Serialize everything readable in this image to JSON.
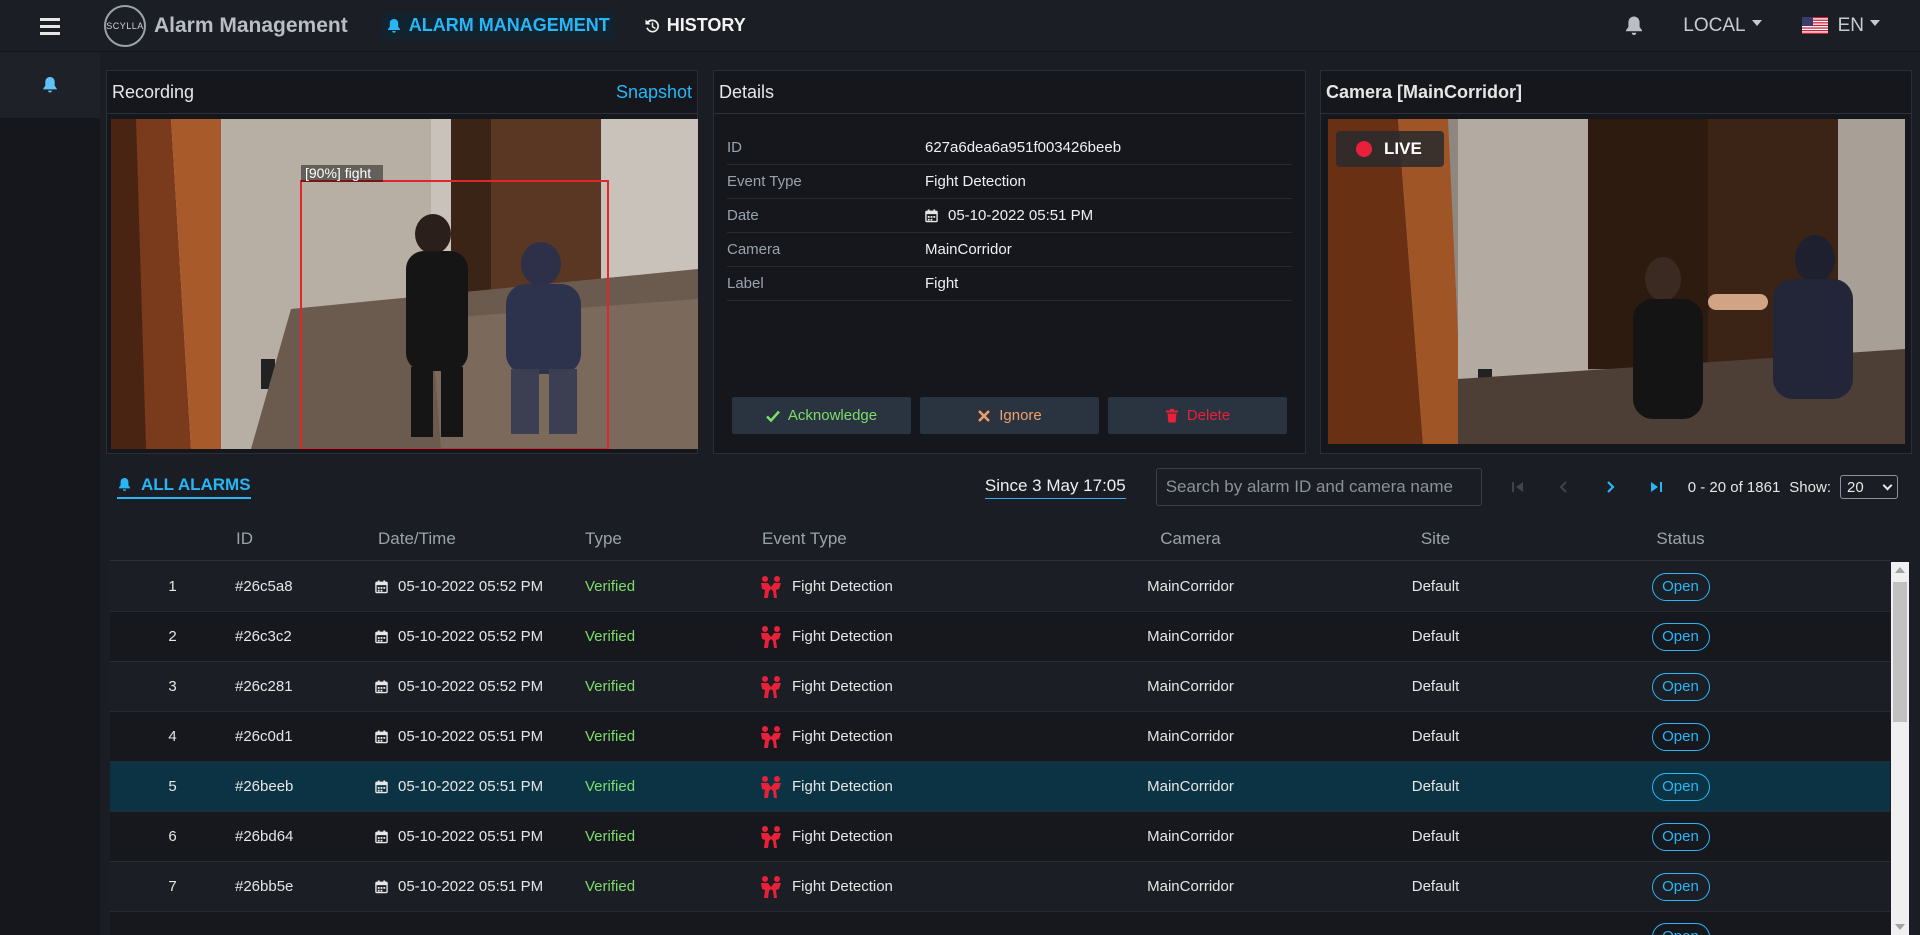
{
  "header": {
    "logo_text": "SCYLLA",
    "app_title": "Alarm Management",
    "tabs": [
      {
        "label": "ALARM MANAGEMENT",
        "icon": "bell-icon",
        "active": true
      },
      {
        "label": "HISTORY",
        "icon": "history-icon",
        "active": false
      }
    ],
    "locale_dropdown": "LOCAL",
    "language_dropdown": "EN",
    "flag_icon": "us-flag-icon"
  },
  "sidebar": {
    "items": [
      {
        "icon": "bell-icon",
        "active": true
      }
    ]
  },
  "recording": {
    "title": "Recording",
    "snapshot_link": "Snapshot",
    "detection_label": "[90%] fight"
  },
  "details": {
    "title": "Details",
    "rows": [
      {
        "key": "ID",
        "value": "627a6dea6a951f003426beeb"
      },
      {
        "key": "Event Type",
        "value": "Fight Detection"
      },
      {
        "key": "Date",
        "value": "05-10-2022 05:51 PM"
      },
      {
        "key": "Camera",
        "value": "MainCorridor"
      },
      {
        "key": "Label",
        "value": "Fight"
      }
    ],
    "buttons": {
      "acknowledge": "Acknowledge",
      "ignore": "Ignore",
      "delete": "Delete"
    }
  },
  "camera": {
    "title": "Camera [MainCorridor]",
    "live_label": "LIVE"
  },
  "alarms": {
    "title": "ALL ALARMS",
    "since": "Since 3 May 17:05",
    "search_placeholder": "Search by alarm ID and camera name",
    "range": "0 - 20 of 1861",
    "show_label": "Show:",
    "show_value": "20",
    "columns": [
      "ID",
      "Date/Time",
      "Type",
      "Event Type",
      "Camera",
      "Site",
      "Status"
    ],
    "rows": [
      {
        "num": "1",
        "id": "#26c5a8",
        "date": "05-10-2022 05:52 PM",
        "type": "Verified",
        "event": "Fight Detection",
        "camera": "MainCorridor",
        "site": "Default",
        "status": "Open"
      },
      {
        "num": "2",
        "id": "#26c3c2",
        "date": "05-10-2022 05:52 PM",
        "type": "Verified",
        "event": "Fight Detection",
        "camera": "MainCorridor",
        "site": "Default",
        "status": "Open"
      },
      {
        "num": "3",
        "id": "#26c281",
        "date": "05-10-2022 05:52 PM",
        "type": "Verified",
        "event": "Fight Detection",
        "camera": "MainCorridor",
        "site": "Default",
        "status": "Open"
      },
      {
        "num": "4",
        "id": "#26c0d1",
        "date": "05-10-2022 05:51 PM",
        "type": "Verified",
        "event": "Fight Detection",
        "camera": "MainCorridor",
        "site": "Default",
        "status": "Open"
      },
      {
        "num": "5",
        "id": "#26beeb",
        "date": "05-10-2022 05:51 PM",
        "type": "Verified",
        "event": "Fight Detection",
        "camera": "MainCorridor",
        "site": "Default",
        "status": "Open",
        "selected": true
      },
      {
        "num": "6",
        "id": "#26bd64",
        "date": "05-10-2022 05:51 PM",
        "type": "Verified",
        "event": "Fight Detection",
        "camera": "MainCorridor",
        "site": "Default",
        "status": "Open"
      },
      {
        "num": "7",
        "id": "#26bb5e",
        "date": "05-10-2022 05:51 PM",
        "type": "Verified",
        "event": "Fight Detection",
        "camera": "MainCorridor",
        "site": "Default",
        "status": "Open"
      },
      {
        "num": "",
        "id": "",
        "date": "",
        "type": "",
        "event": "",
        "camera": "",
        "site": "",
        "status": "Open"
      }
    ]
  },
  "colors": {
    "accent": "#29b6f6",
    "verified": "#7ddc6a",
    "danger": "#e8203a",
    "selected_row": "#0b3343"
  }
}
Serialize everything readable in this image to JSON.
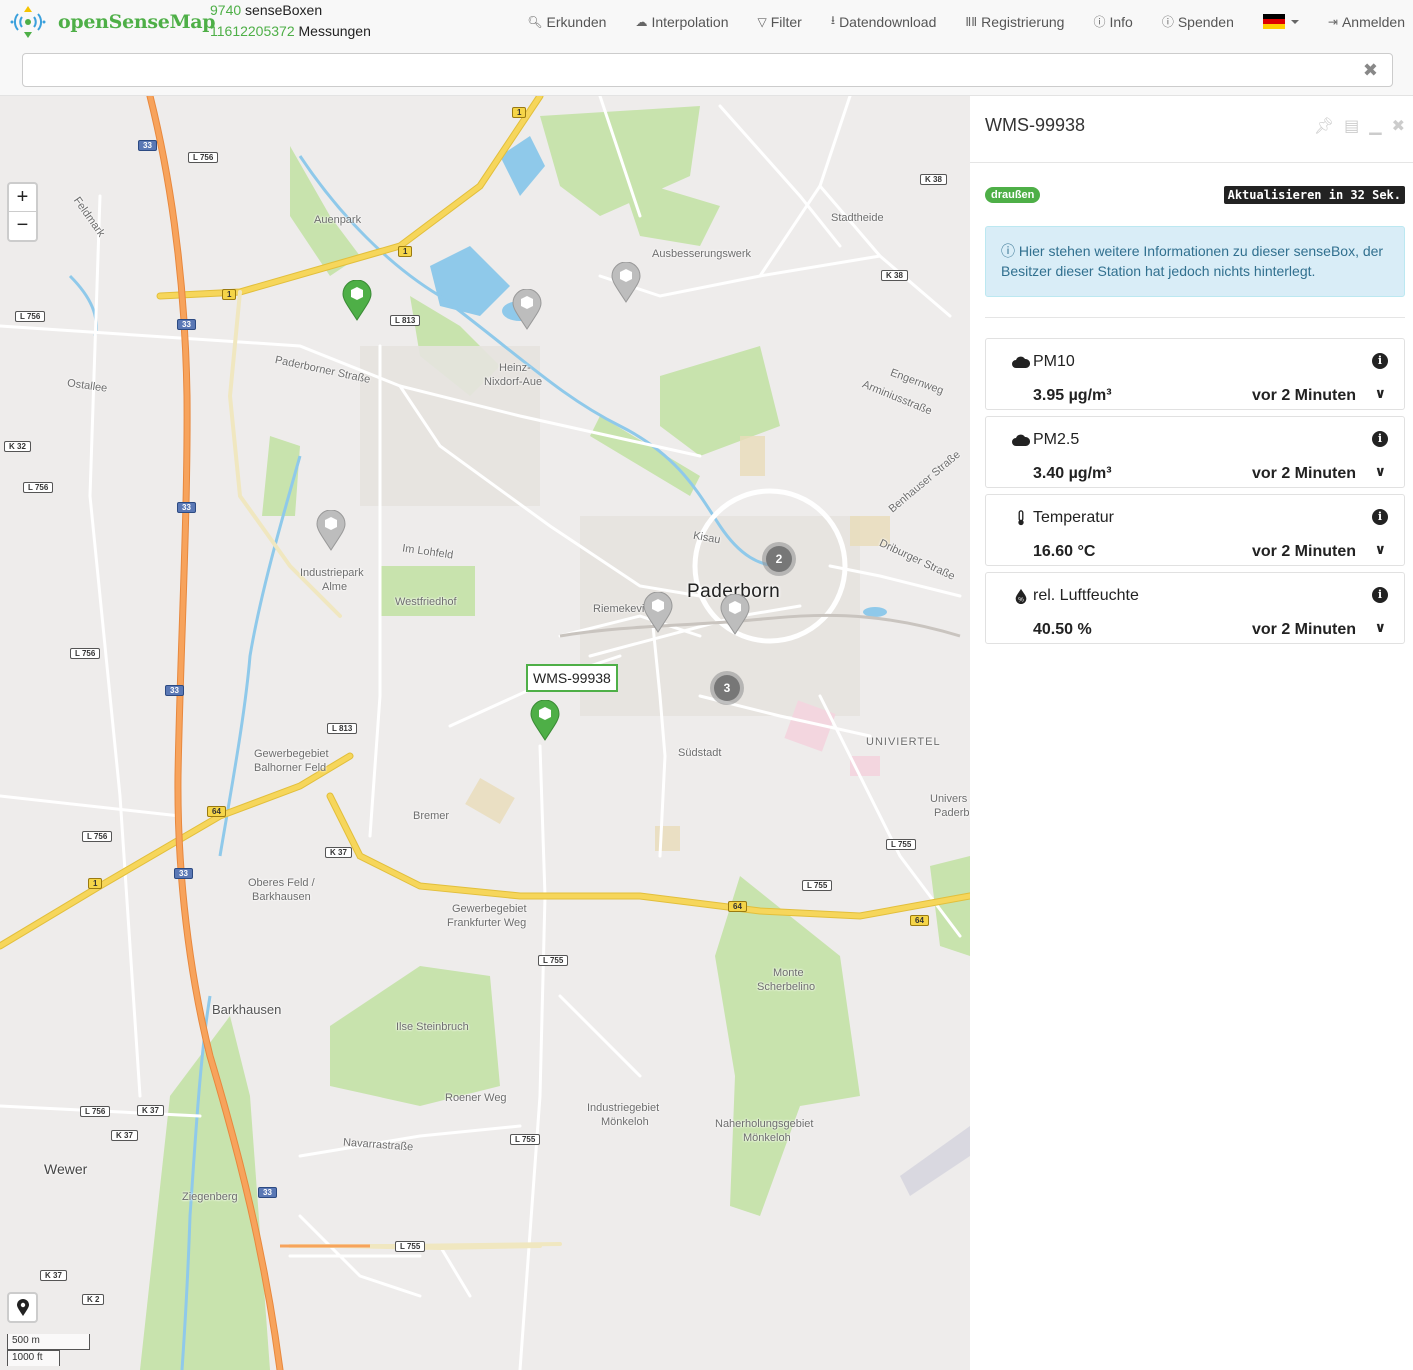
{
  "header": {
    "brand": "openSenseMap",
    "box_count": "9740",
    "box_label": "senseBoxen",
    "measurement_count": "11612205372",
    "measurement_label": "Messungen",
    "nav": {
      "explore": "Erkunden",
      "interpolation": "Interpolation",
      "filter": "Filter",
      "download": "Datendownload",
      "register": "Registrierung",
      "info": "Info",
      "donate": "Spenden",
      "login": "Anmelden"
    },
    "language": "de"
  },
  "search": {
    "value": "",
    "placeholder": ""
  },
  "map": {
    "city": "Paderborn",
    "labels": {
      "auenpark": "Auenpark",
      "heinz": "Heinz-",
      "nixdorf_aue": "Nixdorf-Aue",
      "ausbesserungswerk": "Ausbesserungswerk",
      "stadtheide": "Stadtheide",
      "industriepark": "Industriepark",
      "alme": "Alme",
      "westfriedhof": "Westfriedhof",
      "im_lohfeld": "Im Lohfeld",
      "paderborner_strasse": "Paderborner Straße",
      "ostallee": "Ostallee",
      "feldmark": "Feldmark",
      "kisau": "Kisau",
      "riemekeviertel": "Riemekeviertel",
      "suedstadt": "Südstadt",
      "univiertel": "UNIVIERTEL",
      "gewerbegebiet_balhorner": "Gewerbegebiet",
      "balhorner_feld": "Balhorner Feld",
      "bremer": "Bremer",
      "oberes_feld": "Oberes Feld /",
      "barkhausen_1": "Barkhausen",
      "gewerbegebiet_frankfurter": "Gewerbegebiet",
      "frankfurter_weg": "Frankfurter Weg",
      "monte": "Monte",
      "scherbelino": "Scherbelino",
      "barkhausen_2": "Barkhausen",
      "ilse_steinbruch": "Ilse Steinbruch",
      "roener_weg": "Roener Weg",
      "industriegebiet": "Industriegebiet",
      "moenkeloh_1": "Mönkeloh",
      "naherholungsgebiet": "Naherholungsgebiet",
      "moenkeloh_2": "Mönkeloh",
      "navarrastrasse": "Navarrastraße",
      "wewer": "Wewer",
      "ziegenberg": "Ziegenberg",
      "engernweg": "Engernweg",
      "arminiusstrasse": "Arminiusstraße",
      "driburger_strasse": "Driburger Straße",
      "benhauser_strasse": "Benhauser Straße",
      "universitaet": "Univers",
      "universitaet_2": "Paderb"
    },
    "clusters": [
      "2",
      "3"
    ],
    "selected_popup": "WMS-99938",
    "zoom_in": "+",
    "zoom_out": "−",
    "scale_metric": "500 m",
    "scale_imperial": "1000 ft",
    "shields": {
      "a33_1": "33",
      "a33_2": "33",
      "a33_3": "33",
      "a33_4": "33",
      "a33_5": "33",
      "a33_6": "33",
      "b1_1": "1",
      "b1_2": "1",
      "b1_3": "1",
      "b1_4": "1",
      "b64_1": "64",
      "b64_2": "64",
      "b64_3": "64",
      "l756_1": "L 756",
      "l756_2": "L 756",
      "l756_3": "L 756",
      "l756_4": "L 756",
      "l756_5": "L 756",
      "l756_6": "L 756",
      "l813_1": "L 813",
      "l813_2": "L 813",
      "k37_1": "K 37",
      "k37_2": "K 37",
      "k37_3": "K 37",
      "k37_4": "K 37",
      "k38_1": "K 38",
      "k38_2": "K 38",
      "l755_1": "L 755",
      "l755_2": "L 755",
      "l755_3": "L 755",
      "l755_4": "L 755",
      "l755_5": "L 755",
      "k32": "K 32",
      "k2": "K 2"
    }
  },
  "sidebar": {
    "title": "WMS-99938",
    "exposure": "draußen",
    "refresh": "Aktualisieren in 32 Sek.",
    "info_text": "Hier stehen weitere Informationen zu dieser senseBox, der Besitzer dieser Station hat jedoch nichts hinterlegt.",
    "sensors": [
      {
        "title": "PM10",
        "value": "3.95 µg/m³",
        "time": "vor 2 Minuten",
        "icon": "cloud-icon"
      },
      {
        "title": "PM2.5",
        "value": "3.40 µg/m³",
        "time": "vor 2 Minuten",
        "icon": "cloud-icon"
      },
      {
        "title": "Temperatur",
        "value": "16.60 °C",
        "time": "vor 2 Minuten",
        "icon": "thermometer-icon"
      },
      {
        "title": "rel. Luftfeuchte",
        "value": "40.50 %",
        "time": "vor 2 Minuten",
        "icon": "humidity-icon"
      }
    ]
  },
  "colors": {
    "brand": "#4eaf47",
    "info_bg": "#d9edf7",
    "info_text": "#31708f",
    "motorway": "#f39a4d",
    "primary_road": "#f6d65b",
    "water": "#89c8ea",
    "park": "#c7e4a8"
  }
}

REQUIRED WORK: From the data above, count the lines where "icon" occurs and give that figure and nothing else.

RESPONSE: 8